Written request -
Exactly as written, please set down all of the entries again, with no pictures.

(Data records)
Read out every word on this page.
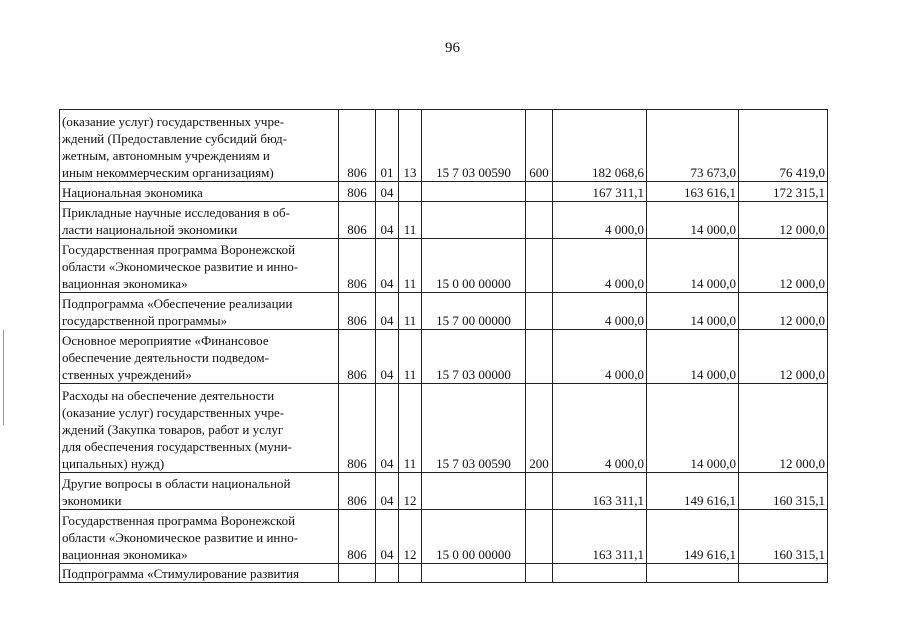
96
(оказание услуг) государственных учре-
ждений (Предоставление субсидий бюд-
жетным, автономным учреждениям и
иным некоммерческим организациям)	806	01	13	15 7 03 00590	600	182 068,6	73 673,0	76 419,0
Национальная экономика	806	04				167 311,1	163 616,1	172 315,1
Прикладные научные исследования в об-
ласти национальной экономики	806	04	11			4 000,0	14 000,0	12 000,0
Государственная программа Воронежской
области «Экономическое развитие и инно-
вационная экономика»	806	04	11	15 0 00 00000		4 000,0	14 000,0	12 000,0
Подпрограмма «Обеспечение реализации
государственной программы»	806	04	11	15 7 00 00000		4 000,0	14 000,0	12 000,0
Основное мероприятие «Финансовое
обеспечение деятельности подведом-
ственных учреждений»	806	04	11	15 7 03 00000		4 000,0	14 000,0	12 000,0
Расходы на обеспечение деятельности
(оказание услуг) государственных учре-
ждений (Закупка товаров, работ и услуг
для обеспечения государственных (муни-
ципальных) нужд)	806	04	11	15 7 03 00590	200	4 000,0	14 000,0	12 000,0
Другие вопросы в области национальной
экономики	806	04	12			163 311,1	149 616,1	160 315,1
Государственная программа Воронежской
области «Экономическое развитие и инно-
вационная экономика»	806	04	12	15 0 00 00000		163 311,1	149 616,1	160 315,1
Подпрограмма «Стимулирование развития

Worked solution -
Read out every word on this page.
96
(оказание услуг) государственных учре-
ждений (Предоставление субсидий бюд-
жетным, автономным учреждениям и
иным некоммерческим организациям)	806	01	13	15 7 03 00590	600	182 068,6	73 673,0	76 419,0
Национальная экономика	806	04				167 311,1	163 616,1	172 315,1
Прикладные научные исследования в об-
ласти национальной экономики	806	04	11			4 000,0	14 000,0	12 000,0
Государственная программа Воронежской
области «Экономическое развитие и инно-
вационная экономика»	806	04	11	15 0 00 00000		4 000,0	14 000,0	12 000,0
Подпрограмма «Обеспечение реализации
государственной программы»	806	04	11	15 7 00 00000		4 000,0	14 000,0	12 000,0
Основное мероприятие «Финансовое
обеспечение деятельности подведом-
ственных учреждений»	806	04	11	15 7 03 00000		4 000,0	14 000,0	12 000,0
Расходы на обеспечение деятельности
(оказание услуг) государственных учре-
ждений (Закупка товаров, работ и услуг
для обеспечения государственных (муни-
ципальных) нужд)	806	04	11	15 7 03 00590	200	4 000,0	14 000,0	12 000,0
Другие вопросы в области национальной
экономики	806	04	12			163 311,1	149 616,1	160 315,1
Государственная программа Воронежской
области «Экономическое развитие и инно-
вационная экономика»	806	04	12	15 0 00 00000		163 311,1	149 616,1	160 315,1
Подпрограмма «Стимулирование развития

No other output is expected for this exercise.